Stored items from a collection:
● ● ● ● ● ● ●
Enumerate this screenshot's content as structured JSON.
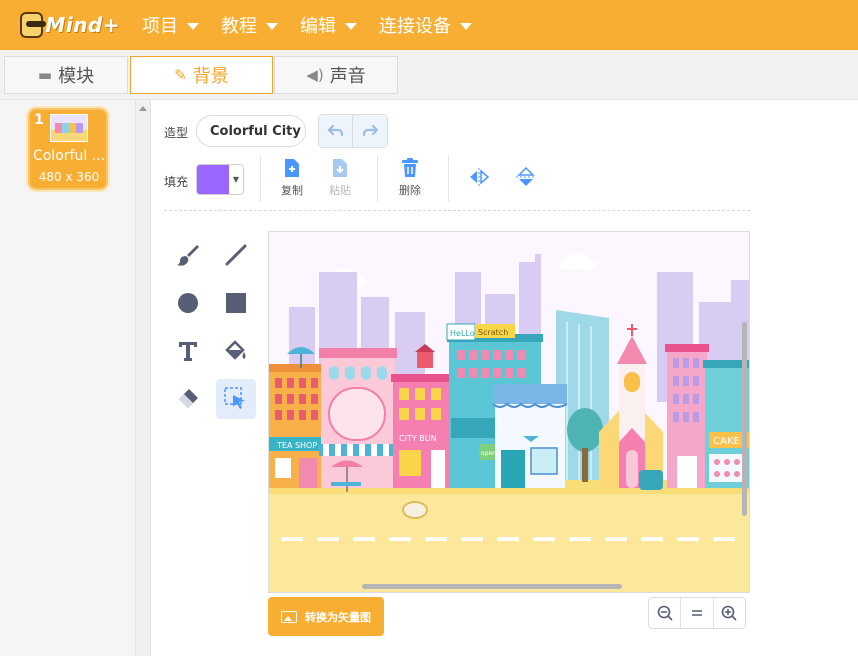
{
  "app": {
    "logo_text": "Mind+"
  },
  "menu": [
    {
      "label": "项目"
    },
    {
      "label": "教程"
    },
    {
      "label": "编辑"
    },
    {
      "label": "连接设备"
    }
  ],
  "tabs": [
    {
      "label": "模块",
      "icon": "blocks-icon"
    },
    {
      "label": "背景",
      "icon": "brush-icon",
      "active": true
    },
    {
      "label": "声音",
      "icon": "speaker-icon"
    }
  ],
  "costumes": [
    {
      "index": "1",
      "name": "Colorful ...",
      "size": "480 x 360"
    }
  ],
  "editor": {
    "costume_label": "造型",
    "costume_name": "Colorful City",
    "fill_label": "填充",
    "fill_color": "#9966ff",
    "actions": {
      "copy": "复制",
      "paste": "粘贴",
      "delete": "删除"
    },
    "convert_label": "转换为矢量图"
  },
  "canvas_text": {
    "hello": "HeLLo",
    "scratch": "Scratch",
    "tea_shop": "TEA SHOP",
    "city_bun": "CITY BUN",
    "cake": "CAKE",
    "open": "open"
  },
  "colors": {
    "accent": "#f8ae32",
    "active_tab": "#f0a428",
    "tool_blue": "#4c97ff"
  }
}
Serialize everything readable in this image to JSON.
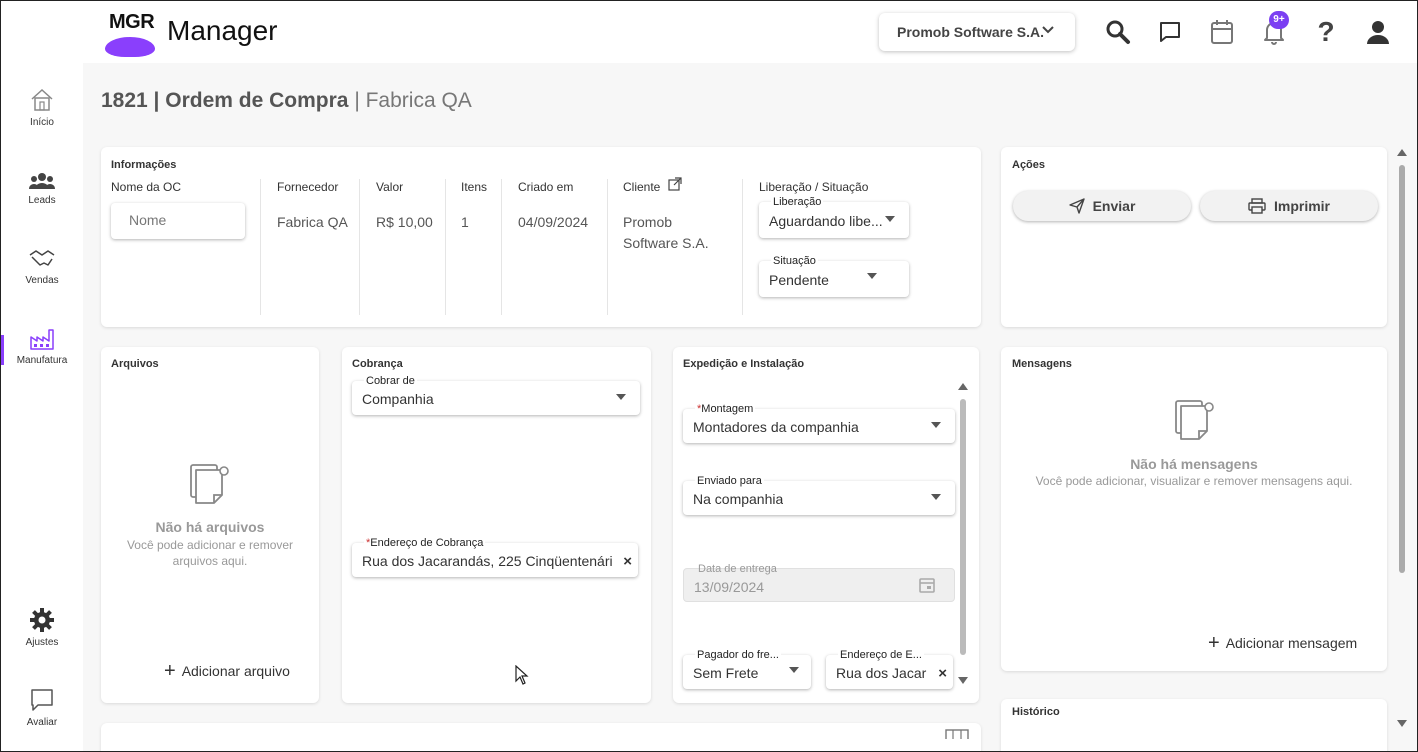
{
  "header": {
    "logo_text": "MGR",
    "app_name": "Manager",
    "company": "Promob Software S.A.",
    "notifications_badge": "9+",
    "help_label": "?"
  },
  "sidebar": {
    "items": [
      {
        "label": "Início",
        "icon": "home-icon"
      },
      {
        "label": "Leads",
        "icon": "users-icon"
      },
      {
        "label": "Vendas",
        "icon": "handshake-icon"
      },
      {
        "label": "Manufatura",
        "icon": "factory-icon"
      },
      {
        "label": "Ajustes",
        "icon": "gear-icon"
      },
      {
        "label": "Avaliar",
        "icon": "chat-icon"
      }
    ]
  },
  "page": {
    "title": "1821 | Ordem de Compra",
    "subtitle": "| Fabrica QA"
  },
  "info": {
    "title": "Informações",
    "name_label": "Nome da OC",
    "name_placeholder": "Nome",
    "supplier_label": "Fornecedor",
    "supplier_value": "Fabrica QA",
    "value_label": "Valor",
    "value_value": "R$ 10,00",
    "items_label": "Itens",
    "items_value": "1",
    "created_label": "Criado em",
    "created_value": "04/09/2024",
    "client_label": "Cliente",
    "client_value_1": "Promob",
    "client_value_2": "Software S.A.",
    "status_label": "Liberação / Situação",
    "release_label": "Liberação",
    "release_value": "Aguardando libe...",
    "situation_label": "Situação",
    "situation_value": "Pendente"
  },
  "actions": {
    "title": "Ações",
    "send": "Enviar",
    "print": "Imprimir"
  },
  "files": {
    "title": "Arquivos",
    "empty_title": "Não há arquivos",
    "empty_desc_1": "Você pode adicionar e remover",
    "empty_desc_2": "arquivos aqui.",
    "add": "Adicionar arquivo"
  },
  "billing": {
    "title": "Cobrança",
    "charge_label": "Cobrar de",
    "charge_value": "Companhia",
    "address_label": "Endereço de Cobrança",
    "address_value": "Rua dos Jacarandás, 225 Cinqüentenário"
  },
  "shipping": {
    "title": "Expedição e Instalação",
    "assembly_label": "Montagem",
    "assembly_value": "Montadores da companhia",
    "sent_label": "Enviado para",
    "sent_value": "Na companhia",
    "date_label": "Data de entrega",
    "date_value": "13/09/2024",
    "payer_label": "Pagador do fre...",
    "payer_value": "Sem Frete",
    "ship_addr_label": "Endereço de E...",
    "ship_addr_value": "Rua dos Jacar"
  },
  "messages": {
    "title": "Mensagens",
    "empty_title": "Não há mensagens",
    "empty_desc": "Você pode adicionar, visualizar e remover mensagens aqui.",
    "add": "Adicionar mensagem"
  },
  "history": {
    "title": "Histórico"
  },
  "colors": {
    "accent": "#8a3ffc",
    "badge": "#7b3ff2"
  }
}
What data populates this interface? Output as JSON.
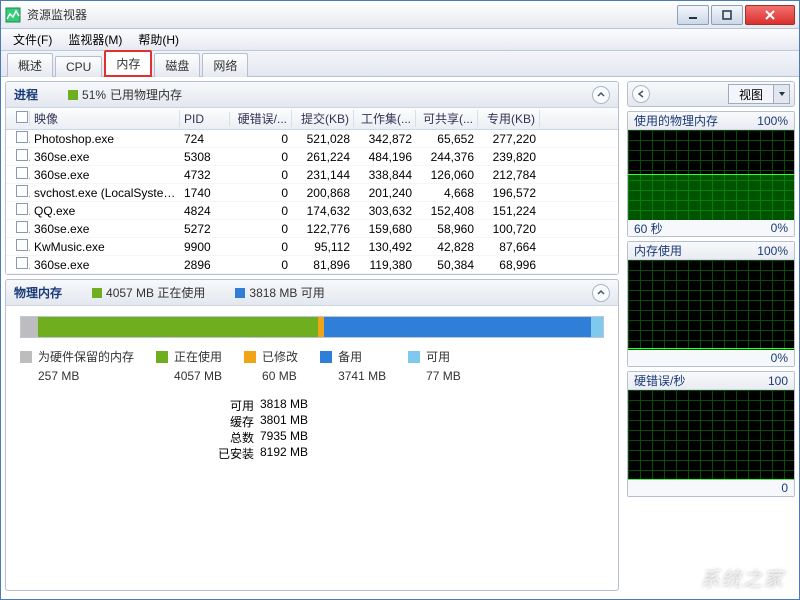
{
  "window": {
    "title": "资源监视器"
  },
  "menu": {
    "file": "文件(F)",
    "monitor": "监视器(M)",
    "help": "帮助(H)"
  },
  "tabs": {
    "overview": "概述",
    "cpu": "CPU",
    "memory": "内存",
    "disk": "磁盘",
    "network": "网络"
  },
  "processes": {
    "title": "进程",
    "usage_pct": "51%",
    "usage_label": "已用物理内存",
    "columns": {
      "image": "映像",
      "pid": "PID",
      "hardfaults": "硬错误/...",
      "commit": "提交(KB)",
      "workingset": "工作集(...",
      "shareable": "可共享(...",
      "private": "专用(KB)"
    },
    "rows": [
      {
        "image": "Photoshop.exe",
        "pid": "724",
        "hf": "0",
        "commit": "521,028",
        "ws": "342,872",
        "sh": "65,652",
        "pv": "277,220"
      },
      {
        "image": "360se.exe",
        "pid": "5308",
        "hf": "0",
        "commit": "261,224",
        "ws": "484,196",
        "sh": "244,376",
        "pv": "239,820"
      },
      {
        "image": "360se.exe",
        "pid": "4732",
        "hf": "0",
        "commit": "231,144",
        "ws": "338,844",
        "sh": "126,060",
        "pv": "212,784"
      },
      {
        "image": "svchost.exe (LocalSystemN...",
        "pid": "1740",
        "hf": "0",
        "commit": "200,868",
        "ws": "201,240",
        "sh": "4,668",
        "pv": "196,572"
      },
      {
        "image": "QQ.exe",
        "pid": "4824",
        "hf": "0",
        "commit": "174,632",
        "ws": "303,632",
        "sh": "152,408",
        "pv": "151,224"
      },
      {
        "image": "360se.exe",
        "pid": "5272",
        "hf": "0",
        "commit": "122,776",
        "ws": "159,680",
        "sh": "58,960",
        "pv": "100,720"
      },
      {
        "image": "KwMusic.exe",
        "pid": "9900",
        "hf": "0",
        "commit": "95,112",
        "ws": "130,492",
        "sh": "42,828",
        "pv": "87,664"
      },
      {
        "image": "360se.exe",
        "pid": "2896",
        "hf": "0",
        "commit": "81,896",
        "ws": "119,380",
        "sh": "50,384",
        "pv": "68,996"
      }
    ]
  },
  "physical": {
    "title": "物理内存",
    "inuse_header": "4057 MB 正在使用",
    "avail_header": "3818 MB 可用",
    "legend": {
      "reserved": {
        "label": "为硬件保留的内存",
        "value": "257 MB",
        "color": "#bdbdbd"
      },
      "inuse": {
        "label": "正在使用",
        "value": "4057 MB",
        "color": "#6FAE1F"
      },
      "modified": {
        "label": "已修改",
        "value": "60 MB",
        "color": "#f1a417"
      },
      "standby": {
        "label": "备用",
        "value": "3741 MB",
        "color": "#2f7ed8"
      },
      "free": {
        "label": "可用",
        "value": "77 MB",
        "color": "#7fc9ef"
      }
    },
    "stats": {
      "available": {
        "label": "可用",
        "value": "3818 MB"
      },
      "cached": {
        "label": "缓存",
        "value": "3801 MB"
      },
      "total": {
        "label": "总数",
        "value": "7935 MB"
      },
      "installed": {
        "label": "已安装",
        "value": "8192 MB"
      }
    }
  },
  "right": {
    "view": "视图",
    "charts": [
      {
        "title": "使用的物理内存",
        "right": "100%",
        "footer_left": "60 秒",
        "footer_right": "0%",
        "fill_pct": 51
      },
      {
        "title": "内存使用",
        "right": "100%",
        "footer_left": "",
        "footer_right": "0%",
        "fill_pct": 2
      },
      {
        "title": "硬错误/秒",
        "right": "100",
        "footer_left": "",
        "footer_right": "0",
        "fill_pct": 0
      }
    ]
  },
  "chart_data": {
    "type": "area",
    "series": [
      {
        "name": "使用的物理内存",
        "unit": "%",
        "range": [
          0,
          100
        ],
        "approx_current": 51
      },
      {
        "name": "内存使用",
        "unit": "%",
        "range": [
          0,
          100
        ],
        "approx_current": 2
      },
      {
        "name": "硬错误/秒",
        "unit": "count",
        "range": [
          0,
          100
        ],
        "approx_current": 0
      }
    ],
    "x_span_seconds": 60
  },
  "watermark": "系统之家"
}
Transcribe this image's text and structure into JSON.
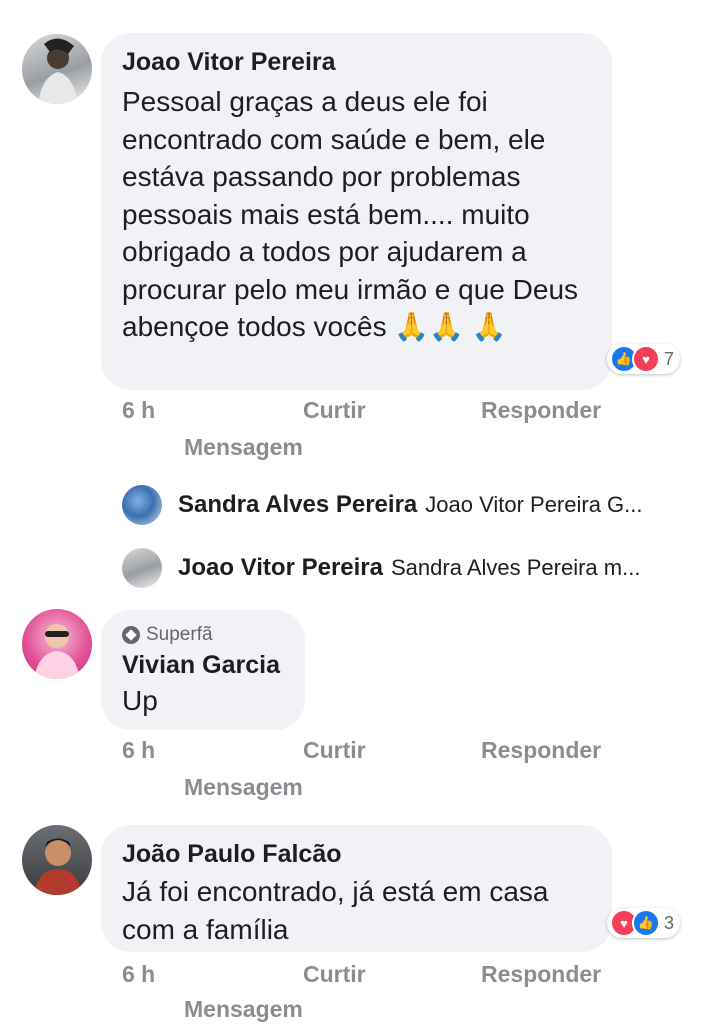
{
  "comments": [
    {
      "author": "Joao Vitor Pereira",
      "text": "Pessoal graças a deus ele foi encontrado com saúde e bem, ele estáva passando por problemas pessoais mais está bem.... muito obrigado a todos por ajudarem a procurar pelo meu irmão e que Deus abençoe todos vocês 🙏🙏 🙏",
      "reactions": {
        "icons": [
          "like-icon",
          "love-icon"
        ],
        "count": "7"
      },
      "time": "6 h",
      "like_label": "Curtir",
      "reply_label": "Responder",
      "message_label": "Mensagem"
    },
    {
      "badge": "Superfã",
      "author": "Vivian Garcia",
      "text": "Up",
      "time": "6 h",
      "like_label": "Curtir",
      "reply_label": "Responder",
      "message_label": "Mensagem"
    },
    {
      "author": "João Paulo Falcão",
      "text": "Já foi encontrado, já está em casa com a família",
      "reactions": {
        "icons": [
          "love-icon",
          "like-icon"
        ],
        "count": "3"
      },
      "time": "6 h",
      "like_label": "Curtir",
      "reply_label": "Responder",
      "message_label": "Mensagem"
    }
  ],
  "replies": [
    {
      "author": "Sandra Alves Pereira",
      "preview": "Joao Vitor Pereira  G..."
    },
    {
      "author": "Joao Vitor Pereira",
      "preview": "Sandra Alves Pereira m..."
    }
  ],
  "colors": {
    "bubble": "#f0f2f5",
    "meta_text": "#8a8d91",
    "like_blue": "#1877f2",
    "love_red": "#f33e58"
  }
}
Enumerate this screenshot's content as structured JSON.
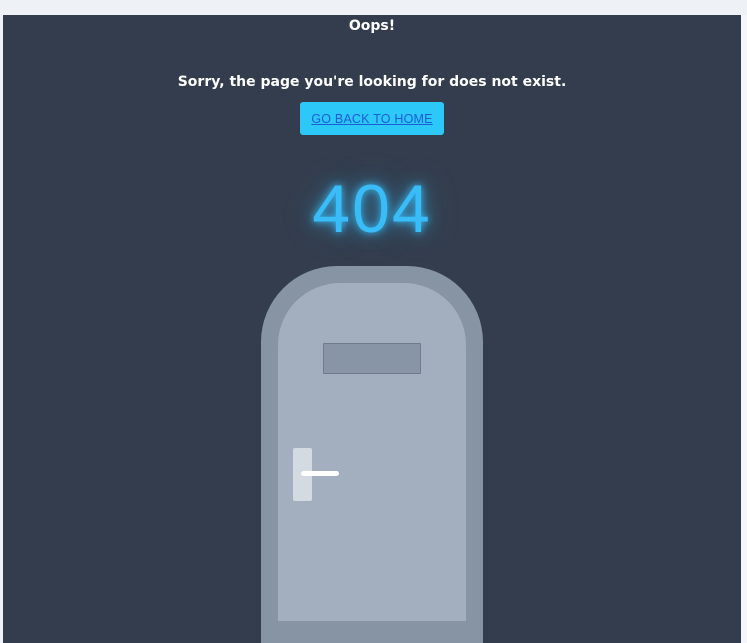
● ● ● ● ● ● ●
Exactly the lines from the one with "Transcribe this image's" through the end of the records should be written out, and only those. Pictures do not belong in the copy.

Transcribe this image's text and structure into JSON.
{
  "comments": [
    {
      "author": "Joao Vitor Pereira",
      "text": "Pessoal graças a deus ele foi encontrado com saúde e bem, ele estáva passando por problemas pessoais mais está bem.... muito obrigado a todos por ajudarem a procurar pelo meu irmão e que Deus abençoe todos vocês 🙏🙏 🙏",
      "reactions": {
        "icons": [
          "like-icon",
          "love-icon"
        ],
        "count": "7"
      },
      "time": "6 h",
      "like_label": "Curtir",
      "reply_label": "Responder",
      "message_label": "Mensagem"
    },
    {
      "badge": "Superfã",
      "author": "Vivian Garcia",
      "text": "Up",
      "time": "6 h",
      "like_label": "Curtir",
      "reply_label": "Responder",
      "message_label": "Mensagem"
    },
    {
      "author": "João Paulo Falcão",
      "text": "Já foi encontrado, já está em casa com a família",
      "reactions": {
        "icons": [
          "love-icon",
          "like-icon"
        ],
        "count": "3"
      },
      "time": "6 h",
      "like_label": "Curtir",
      "reply_label": "Responder",
      "message_label": "Mensagem"
    }
  ],
  "replies": [
    {
      "author": "Sandra Alves Pereira",
      "preview": "Joao Vitor Pereira  G..."
    },
    {
      "author": "Joao Vitor Pereira",
      "preview": "Sandra Alves Pereira m..."
    }
  ],
  "colors": {
    "bubble": "#f0f2f5",
    "meta_text": "#8a8d91",
    "like_blue": "#1877f2",
    "love_red": "#f33e58"
  }
}
Enumerate this screenshot's content as structured JSON.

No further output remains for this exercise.